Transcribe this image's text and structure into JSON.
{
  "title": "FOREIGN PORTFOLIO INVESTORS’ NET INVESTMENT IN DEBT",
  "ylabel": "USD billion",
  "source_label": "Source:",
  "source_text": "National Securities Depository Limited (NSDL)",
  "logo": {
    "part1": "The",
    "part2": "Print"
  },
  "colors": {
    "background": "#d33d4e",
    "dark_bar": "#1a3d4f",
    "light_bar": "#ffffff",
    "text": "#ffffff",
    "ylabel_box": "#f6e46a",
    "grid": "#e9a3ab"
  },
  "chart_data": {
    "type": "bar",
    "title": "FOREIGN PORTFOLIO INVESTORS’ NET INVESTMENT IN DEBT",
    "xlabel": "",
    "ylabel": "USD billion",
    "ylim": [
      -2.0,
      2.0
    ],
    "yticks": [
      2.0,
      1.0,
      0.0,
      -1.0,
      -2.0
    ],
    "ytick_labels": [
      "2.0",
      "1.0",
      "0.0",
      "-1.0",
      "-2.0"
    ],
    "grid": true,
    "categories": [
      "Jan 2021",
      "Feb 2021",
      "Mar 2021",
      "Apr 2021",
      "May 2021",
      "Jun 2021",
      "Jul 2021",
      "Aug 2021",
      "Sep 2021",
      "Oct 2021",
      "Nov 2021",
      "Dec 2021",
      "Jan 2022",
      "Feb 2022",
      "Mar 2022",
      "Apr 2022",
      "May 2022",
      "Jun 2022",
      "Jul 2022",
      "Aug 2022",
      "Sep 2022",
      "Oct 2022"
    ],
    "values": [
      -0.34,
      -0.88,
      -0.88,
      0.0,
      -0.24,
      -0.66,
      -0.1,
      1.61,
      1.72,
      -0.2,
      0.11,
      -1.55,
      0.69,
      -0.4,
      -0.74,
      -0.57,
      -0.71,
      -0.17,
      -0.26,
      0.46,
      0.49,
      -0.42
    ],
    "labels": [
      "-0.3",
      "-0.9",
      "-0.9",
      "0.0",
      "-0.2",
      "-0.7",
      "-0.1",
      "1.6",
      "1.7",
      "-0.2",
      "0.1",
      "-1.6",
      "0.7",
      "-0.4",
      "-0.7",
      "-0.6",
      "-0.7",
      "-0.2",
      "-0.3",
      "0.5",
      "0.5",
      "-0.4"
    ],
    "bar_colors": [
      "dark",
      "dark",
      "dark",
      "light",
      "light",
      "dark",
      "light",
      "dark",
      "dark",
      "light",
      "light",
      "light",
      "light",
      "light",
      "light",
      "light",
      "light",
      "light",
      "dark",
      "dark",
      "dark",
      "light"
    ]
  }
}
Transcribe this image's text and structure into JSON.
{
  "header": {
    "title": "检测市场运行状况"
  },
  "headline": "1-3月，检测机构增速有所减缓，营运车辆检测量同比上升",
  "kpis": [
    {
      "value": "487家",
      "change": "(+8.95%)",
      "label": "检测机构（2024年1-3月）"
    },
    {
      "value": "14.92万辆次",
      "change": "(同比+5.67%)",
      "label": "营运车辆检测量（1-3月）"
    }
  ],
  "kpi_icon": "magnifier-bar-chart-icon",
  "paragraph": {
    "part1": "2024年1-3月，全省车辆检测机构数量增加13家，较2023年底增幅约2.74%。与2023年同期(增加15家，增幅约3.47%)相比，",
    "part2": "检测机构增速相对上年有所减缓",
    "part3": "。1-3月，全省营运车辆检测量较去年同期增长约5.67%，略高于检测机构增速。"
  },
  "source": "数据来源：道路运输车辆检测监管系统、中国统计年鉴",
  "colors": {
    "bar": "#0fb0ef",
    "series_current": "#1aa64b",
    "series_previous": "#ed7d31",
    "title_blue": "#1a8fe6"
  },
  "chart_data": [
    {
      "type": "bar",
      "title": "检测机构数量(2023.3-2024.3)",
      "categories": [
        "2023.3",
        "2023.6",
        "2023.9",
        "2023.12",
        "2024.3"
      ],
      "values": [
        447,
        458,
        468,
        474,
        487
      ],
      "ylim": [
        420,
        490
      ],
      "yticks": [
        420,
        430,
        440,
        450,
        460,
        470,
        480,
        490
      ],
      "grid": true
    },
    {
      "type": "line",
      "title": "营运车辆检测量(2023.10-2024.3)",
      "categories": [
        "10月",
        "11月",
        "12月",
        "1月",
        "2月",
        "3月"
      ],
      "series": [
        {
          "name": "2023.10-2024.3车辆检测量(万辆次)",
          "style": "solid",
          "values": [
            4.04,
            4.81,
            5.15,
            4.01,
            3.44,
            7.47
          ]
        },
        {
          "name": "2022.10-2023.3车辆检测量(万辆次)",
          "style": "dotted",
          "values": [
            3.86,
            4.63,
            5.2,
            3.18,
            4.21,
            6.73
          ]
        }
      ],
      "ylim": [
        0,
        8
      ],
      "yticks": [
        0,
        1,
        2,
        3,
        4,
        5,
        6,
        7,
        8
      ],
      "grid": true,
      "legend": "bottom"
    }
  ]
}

=====

**SET PROBLEM:**
Reproduce the complete data exactly as presented above.

**TASK RESPONSE:**
Transcribe this image's text and structure into JSON.
{
  "title": "FOREIGN PORTFOLIO INVESTORS’ NET INVESTMENT IN DEBT",
  "ylabel": "USD billion",
  "source_label": "Source:",
  "source_text": "National Securities Depository Limited (NSDL)",
  "logo": {
    "part1": "The",
    "part2": "Print"
  },
  "colors": {
    "background": "#d33d4e",
    "dark_bar": "#1a3d4f",
    "light_bar": "#ffffff",
    "text": "#ffffff",
    "ylabel_box": "#f6e46a",
    "grid": "#e9a3ab"
  },
  "chart_data": {
    "type": "bar",
    "title": "FOREIGN PORTFOLIO INVESTORS’ NET INVESTMENT IN DEBT",
    "xlabel": "",
    "ylabel": "USD billion",
    "ylim": [
      -2.0,
      2.0
    ],
    "yticks": [
      2.0,
      1.0,
      0.0,
      -1.0,
      -2.0
    ],
    "ytick_labels": [
      "2.0",
      "1.0",
      "0.0",
      "-1.0",
      "-2.0"
    ],
    "grid": true,
    "categories": [
      "Jan 2021",
      "Feb 2021",
      "Mar 2021",
      "Apr 2021",
      "May 2021",
      "Jun 2021",
      "Jul 2021",
      "Aug 2021",
      "Sep 2021",
      "Oct 2021",
      "Nov 2021",
      "Dec 2021",
      "Jan 2022",
      "Feb 2022",
      "Mar 2022",
      "Apr 2022",
      "May 2022",
      "Jun 2022",
      "Jul 2022",
      "Aug 2022",
      "Sep 2022",
      "Oct 2022"
    ],
    "values": [
      -0.34,
      -0.88,
      -0.88,
      0.0,
      -0.24,
      -0.66,
      -0.1,
      1.61,
      1.72,
      -0.2,
      0.11,
      -1.55,
      0.69,
      -0.4,
      -0.74,
      -0.57,
      -0.71,
      -0.17,
      -0.26,
      0.46,
      0.49,
      -0.42
    ],
    "labels": [
      "-0.3",
      "-0.9",
      "-0.9",
      "0.0",
      "-0.2",
      "-0.7",
      "-0.1",
      "1.6",
      "1.7",
      "-0.2",
      "0.1",
      "-1.6",
      "0.7",
      "-0.4",
      "-0.7",
      "-0.6",
      "-0.7",
      "-0.2",
      "-0.3",
      "0.5",
      "0.5",
      "-0.4"
    ],
    "bar_colors": [
      "dark",
      "dark",
      "dark",
      "light",
      "light",
      "dark",
      "light",
      "dark",
      "dark",
      "light",
      "light",
      "light",
      "light",
      "light",
      "light",
      "light",
      "light",
      "light",
      "dark",
      "dark",
      "dark",
      "light"
    ]
  }
}
Transcribe this image's text and structure into JSON.
{
  "header": {
    "title": "检测市场运行状况"
  },
  "headline": "1-3月，检测机构增速有所减缓，营运车辆检测量同比上升",
  "kpis": [
    {
      "value": "487家",
      "change": "(+8.95%)",
      "label": "检测机构（2024年1-3月）"
    },
    {
      "value": "14.92万辆次",
      "change": "(同比+5.67%)",
      "label": "营运车辆检测量（1-3月）"
    }
  ],
  "kpi_icon": "magnifier-bar-chart-icon",
  "paragraph": {
    "part1": "2024年1-3月，全省车辆检测机构数量增加13家，较2023年底增幅约2.74%。与2023年同期(增加15家，增幅约3.47%)相比，",
    "part2": "检测机构增速相对上年有所减缓",
    "part3": "。1-3月，全省营运车辆检测量较去年同期增长约5.67%，略高于检测机构增速。"
  },
  "source": "数据来源：道路运输车辆检测监管系统、中国统计年鉴",
  "colors": {
    "bar": "#0fb0ef",
    "series_current": "#1aa64b",
    "series_previous": "#ed7d31",
    "title_blue": "#1a8fe6"
  },
  "chart_data": [
    {
      "type": "bar",
      "title": "检测机构数量(2023.3-2024.3)",
      "categories": [
        "2023.3",
        "2023.6",
        "2023.9",
        "2023.12",
        "2024.3"
      ],
      "values": [
        447,
        458,
        468,
        474,
        487
      ],
      "ylim": [
        420,
        490
      ],
      "yticks": [
        420,
        430,
        440,
        450,
        460,
        470,
        480,
        490
      ],
      "grid": true
    },
    {
      "type": "line",
      "title": "营运车辆检测量(2023.10-2024.3)",
      "categories": [
        "10月",
        "11月",
        "12月",
        "1月",
        "2月",
        "3月"
      ],
      "series": [
        {
          "name": "2023.10-2024.3车辆检测量(万辆次)",
          "style": "solid",
          "values": [
            4.04,
            4.81,
            5.15,
            4.01,
            3.44,
            7.47
          ]
        },
        {
          "name": "2022.10-2023.3车辆检测量(万辆次)",
          "style": "dotted",
          "values": [
            3.86,
            4.63,
            5.2,
            3.18,
            4.21,
            6.73
          ]
        }
      ],
      "ylim": [
        0,
        8
      ],
      "yticks": [
        0,
        1,
        2,
        3,
        4,
        5,
        6,
        7,
        8
      ],
      "grid": true,
      "legend": "bottom"
    }
  ]
}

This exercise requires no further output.